Output the material word for word. Leave each picture out.

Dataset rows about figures
--- Begin ---

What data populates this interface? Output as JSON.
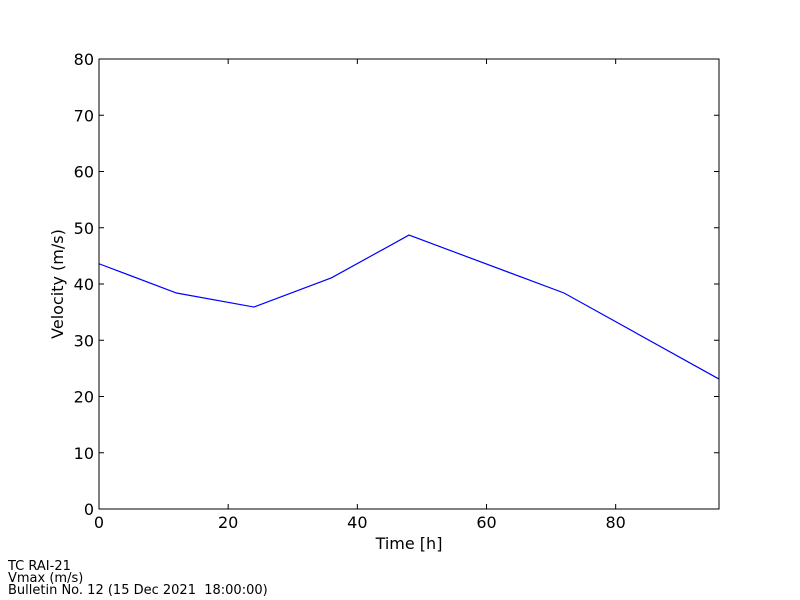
{
  "chart_data": {
    "type": "line",
    "x_label": "Time [h]",
    "y_label": "Velocity (m/s)",
    "x": [
      0,
      12,
      24,
      36,
      48,
      72,
      96
    ],
    "series": [
      {
        "name": "Vmax",
        "color": "#0000ff",
        "values": [
          43.6,
          38.4,
          35.9,
          41.1,
          48.7,
          38.4,
          23.1
        ]
      }
    ],
    "xlim": [
      0,
      96
    ],
    "xticks": [
      0,
      20,
      40,
      60,
      80
    ],
    "ylim": [
      0,
      80
    ],
    "yticks": [
      0,
      10,
      20,
      30,
      40,
      50,
      60,
      70,
      80
    ],
    "grid": false
  },
  "footer": [
    "TC RAI-21",
    "Vmax (m/s)",
    "Bulletin No. 12 (15 Dec 2021  18:00:00)"
  ]
}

--- End ---

■ The solution ■
What data populates this interface? Output as JSON.
{
  "chart_data": {
    "type": "line",
    "x_label": "Time [h]",
    "y_label": "Velocity (m/s)",
    "x": [
      0,
      12,
      24,
      36,
      48,
      72,
      96
    ],
    "series": [
      {
        "name": "Vmax",
        "color": "#0000ff",
        "values": [
          43.6,
          38.4,
          35.9,
          41.1,
          48.7,
          38.4,
          23.1
        ]
      }
    ],
    "xlim": [
      0,
      96
    ],
    "xticks": [
      0,
      20,
      40,
      60,
      80
    ],
    "ylim": [
      0,
      80
    ],
    "yticks": [
      0,
      10,
      20,
      30,
      40,
      50,
      60,
      70,
      80
    ],
    "grid": false
  },
  "footer": [
    "TC RAI-21",
    "Vmax (m/s)",
    "Bulletin No. 12 (15 Dec 2021  18:00:00)"
  ]
}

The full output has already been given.